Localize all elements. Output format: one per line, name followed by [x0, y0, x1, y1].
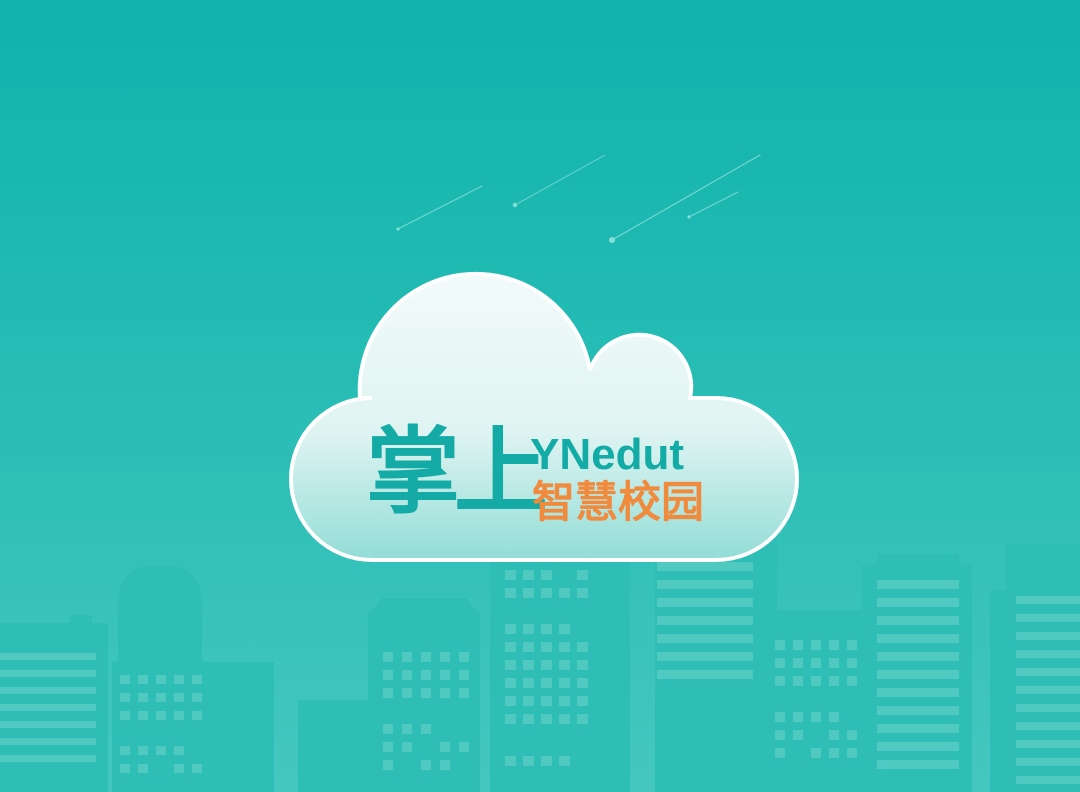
cloud-icon — [289, 271, 799, 562]
app-logo-main-text: 掌上 — [366, 418, 548, 527]
shooting-stars — [396, 154, 761, 243]
app-logo-english-text: YNedut — [530, 430, 684, 479]
app-logo-subtitle-text: 智慧校园 — [532, 478, 704, 528]
building-windows — [0, 552, 1080, 784]
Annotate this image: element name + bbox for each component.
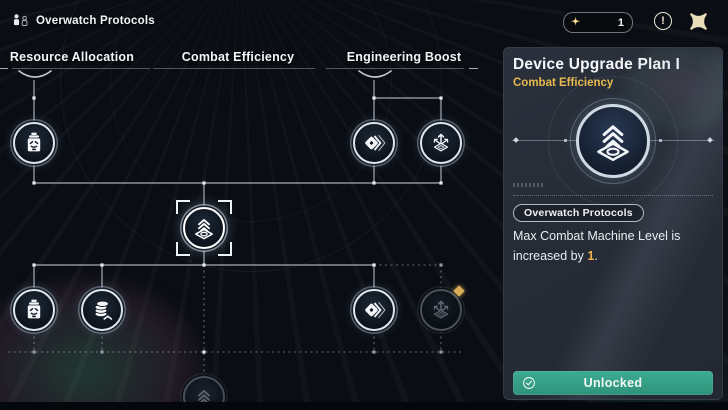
close-button[interactable] xyxy=(688,12,708,30)
combat-machine-icon xyxy=(22,131,46,155)
device-module-icon xyxy=(362,131,386,155)
node-tri-arrow-boost-tier2[interactable] xyxy=(420,285,465,331)
column-header-engineering-boost: Engineering Boost xyxy=(346,50,462,64)
node-device-upgrade-plan-1[interactable] xyxy=(183,207,225,249)
description-suffix: . xyxy=(594,249,598,263)
node-credits-boost[interactable] xyxy=(81,289,123,331)
decorative-ring xyxy=(570,98,656,184)
fine-print xyxy=(513,183,543,187)
screen-title: Overwatch Protocols xyxy=(12,13,155,28)
upgrade-plan-icon xyxy=(576,104,650,178)
column-header-combat-efficiency: Combat Efficiency xyxy=(181,50,295,64)
letterbox-strip xyxy=(0,402,728,410)
sparkle-star-icon xyxy=(570,16,581,26)
description-prefix: Max Combat Machine Level is increased by xyxy=(513,229,681,263)
panel-title: Device Upgrade Plan I xyxy=(513,56,681,73)
source-tag: Overwatch Protocols xyxy=(513,204,644,222)
detail-panel: Device Upgrade Plan I Combat Efficiency … xyxy=(503,47,723,400)
header-rule xyxy=(153,68,315,69)
node-combat-machine-tier2[interactable] xyxy=(13,289,55,331)
page-title: Overwatch Protocols xyxy=(36,14,155,27)
header-rule xyxy=(12,68,150,69)
robots-icon xyxy=(12,13,30,28)
exclamation-icon: ! xyxy=(661,14,665,27)
coins-icon xyxy=(90,298,114,322)
column-arc-icon xyxy=(18,70,52,78)
info-button[interactable]: ! xyxy=(654,12,672,30)
status-label: Unlocked xyxy=(583,376,643,390)
node-tri-arrow-boost-tier1[interactable] xyxy=(420,122,462,164)
header-rule xyxy=(469,68,478,69)
description-text: Max Combat Machine Level is increased by… xyxy=(513,226,703,266)
node-device-module-tier1[interactable] xyxy=(353,122,395,164)
header-rule xyxy=(0,68,8,69)
device-module-icon xyxy=(362,298,386,322)
description-value: 1 xyxy=(587,249,595,263)
currency-value: 1 xyxy=(617,16,624,29)
column-header-resource-allocation: Resource Allocation xyxy=(9,50,135,64)
close-icon xyxy=(689,12,707,30)
unlocked-status-button[interactable]: Unlocked xyxy=(513,371,713,395)
decorative-dotted-ring xyxy=(548,76,678,206)
check-circle-icon xyxy=(522,376,536,390)
node-device-module-tier2[interactable] xyxy=(353,289,395,331)
currency-counter[interactable]: 1 xyxy=(563,12,633,33)
dotted-separator xyxy=(513,195,713,196)
upgrade-plan-icon xyxy=(191,215,217,241)
column-arc-icon xyxy=(358,70,392,78)
tri-arrow-icon xyxy=(429,131,453,155)
tri-arrow-icon xyxy=(429,298,453,322)
node-combat-machine-tier1[interactable] xyxy=(13,122,55,164)
header-rule xyxy=(326,68,464,69)
combat-machine-icon xyxy=(22,298,46,322)
skill-tree-connectors xyxy=(8,80,464,376)
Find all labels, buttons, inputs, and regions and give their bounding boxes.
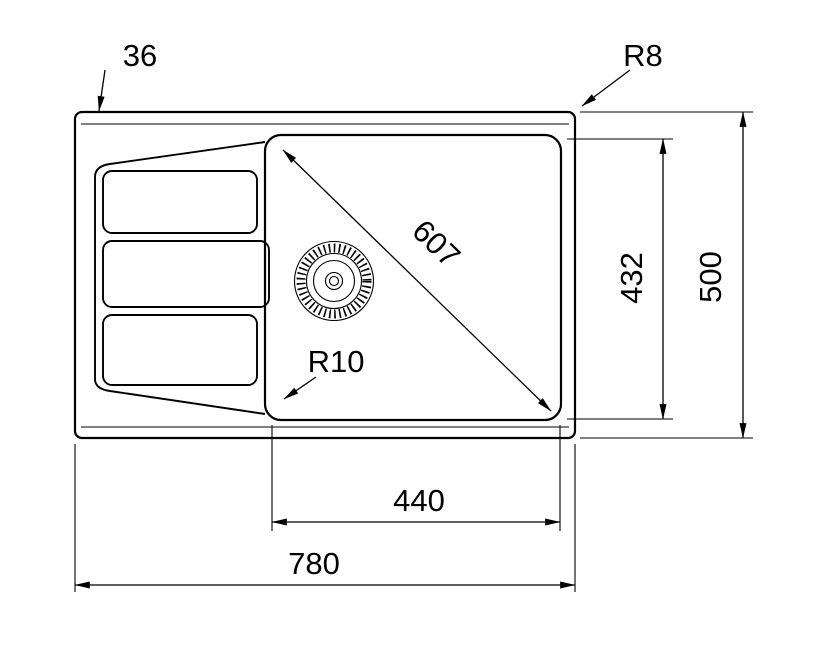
bowl-outline	[263, 133, 563, 422]
bowl-height-label: 432	[614, 252, 649, 304]
rim-dimension-leader	[97, 69, 106, 112]
outer-radius-label: R8	[623, 38, 663, 73]
drainer-groove-middle	[102, 240, 270, 308]
bowl-radius-label: R10	[308, 344, 365, 379]
drainer-outline	[94, 141, 266, 415]
overall-width-label: 780	[288, 546, 340, 581]
rim-dimension-label: 36	[123, 38, 157, 73]
sink-outline	[73, 110, 577, 440]
bowl-radius-leader	[283, 376, 317, 400]
diagonal-dimension-line	[282, 149, 552, 412]
drainer-groove-bottom	[102, 314, 258, 386]
overall-height-label: 500	[693, 251, 728, 303]
bowl-width-label: 440	[393, 483, 445, 518]
drainer-groove-top	[102, 170, 258, 234]
outer-radius-leader	[581, 69, 631, 107]
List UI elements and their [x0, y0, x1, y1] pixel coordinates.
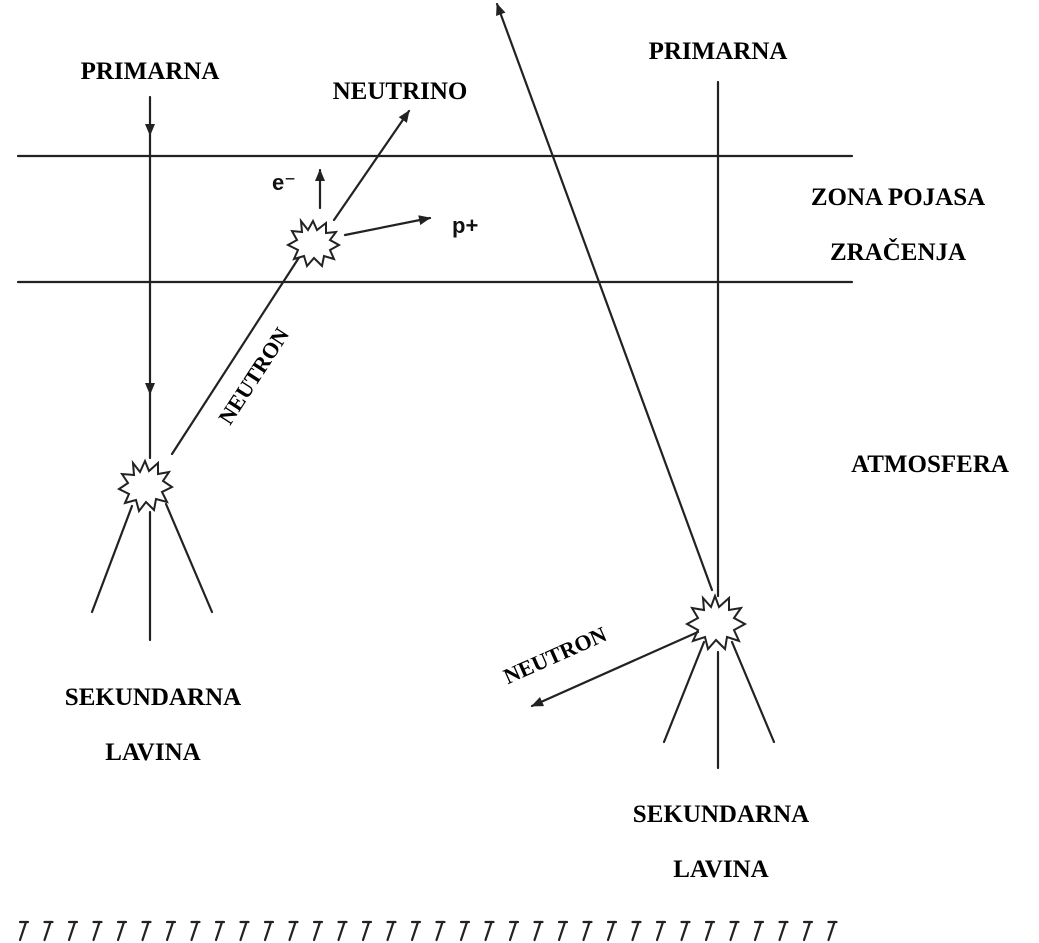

§ **REQUIREMENTS**: Rewrite all of the records above, replacing "header-rule" with "divider-line" everywhere and leaving everything else unchanged. Leave the pictures out.

§ **ANSWER**:
Localize all elements. Output format: one per line, name followed by [x0, y0, x1, y1].
cloud-icon — [289, 271, 799, 562]
app-logo-main-text: 掌上 — [366, 418, 548, 527]
shooting-stars — [396, 154, 761, 243]
app-logo-english-text: YNedut — [530, 430, 684, 479]
app-logo-subtitle-text: 智慧校园 — [532, 478, 704, 528]
building-windows — [0, 552, 1080, 784]
Annotate this image: element name + bbox for each component.
close-button[interactable] xyxy=(688,12,708,30)
combat-machine-icon xyxy=(22,131,46,155)
device-module-icon xyxy=(362,131,386,155)
node-tri-arrow-boost-tier2[interactable] xyxy=(420,285,465,331)
column-header-engineering-boost: Engineering Boost xyxy=(346,50,462,64)
node-device-upgrade-plan-1[interactable] xyxy=(183,207,225,249)
description-suffix: . xyxy=(594,249,598,263)
node-credits-boost[interactable] xyxy=(81,289,123,331)
decorative-ring xyxy=(570,98,656,184)
fine-print xyxy=(513,183,543,187)
screen-title: Overwatch Protocols xyxy=(12,13,155,28)
upgrade-plan-icon xyxy=(576,104,650,178)
column-header-combat-efficiency: Combat Efficiency xyxy=(181,50,295,64)
letterbox-strip xyxy=(0,402,728,410)
sparkle-star-icon xyxy=(570,16,581,26)
description-prefix: Max Combat Machine Level is increased by xyxy=(513,229,681,263)
panel-title: Device Upgrade Plan I xyxy=(513,56,681,73)
source-tag: Overwatch Protocols xyxy=(513,204,644,222)
detail-panel: Device Upgrade Plan I Combat Efficiency … xyxy=(503,47,723,400)
divider-line xyxy=(153,68,315,69)
node-combat-machine-tier2[interactable] xyxy=(13,289,55,331)
page-title: Overwatch Protocols xyxy=(36,14,155,27)
divider-line xyxy=(12,68,150,69)
robots-icon xyxy=(12,13,30,28)
exclamation-icon: ! xyxy=(661,14,665,27)
coins-icon xyxy=(90,298,114,322)
column-arc-icon xyxy=(18,70,52,78)
info-button[interactable]: ! xyxy=(654,12,672,30)
status-label: Unlocked xyxy=(583,376,643,390)
node-tri-arrow-boost-tier1[interactable] xyxy=(420,122,462,164)
divider-line xyxy=(469,68,478,69)
description-text: Max Combat Machine Level is increased by… xyxy=(513,226,703,266)
node-device-module-tier1[interactable] xyxy=(353,122,395,164)
divider-line xyxy=(0,68,8,69)
device-module-icon xyxy=(362,298,386,322)
description-value: 1 xyxy=(587,249,595,263)
currency-value: 1 xyxy=(617,16,624,29)
column-header-resource-allocation: Resource Allocation xyxy=(9,50,135,64)
close-icon xyxy=(689,12,707,30)
unlocked-status-button[interactable]: Unlocked xyxy=(513,371,713,395)
decorative-dotted-ring xyxy=(548,76,678,206)
check-circle-icon xyxy=(522,376,536,390)
node-device-module-tier2[interactable] xyxy=(353,289,395,331)
currency-counter[interactable]: 1 xyxy=(563,12,633,33)
dotted-separator xyxy=(513,195,713,196)
upgrade-plan-icon xyxy=(191,215,217,241)
column-arc-icon xyxy=(358,70,392,78)
tri-arrow-icon xyxy=(429,131,453,155)
tri-arrow-icon xyxy=(429,298,453,322)
node-combat-machine-tier1[interactable] xyxy=(13,122,55,164)
divider-line xyxy=(326,68,464,69)
combat-machine-icon xyxy=(22,298,46,322)
skill-tree-connectors xyxy=(8,80,464,376)
Find all labels, buttons, inputs, and regions and give their bounding boxes.
bowl-outline	[263, 133, 563, 422]
bowl-height-label: 432	[614, 252, 649, 304]
rim-dimension-leader	[97, 69, 106, 112]
outer-radius-label: R8	[623, 38, 663, 73]
drainer-groove-middle	[102, 240, 270, 308]
bowl-radius-label: R10	[308, 344, 365, 379]
drainer-outline	[94, 141, 266, 415]
overall-width-label: 780	[288, 546, 340, 581]
rim-dimension-label: 36	[123, 38, 157, 73]
sink-outline	[73, 110, 577, 440]
bowl-radius-leader	[283, 376, 317, 400]
diagonal-dimension-line	[282, 149, 552, 412]
drainer-groove-bottom	[102, 314, 258, 386]
overall-height-label: 500	[693, 251, 728, 303]
bowl-width-label: 440	[393, 483, 445, 518]
drainer-groove-top	[102, 170, 258, 234]
outer-radius-leader	[581, 69, 631, 107]
List UI elements and their [x0, y0, x1, y1] pixel coordinates.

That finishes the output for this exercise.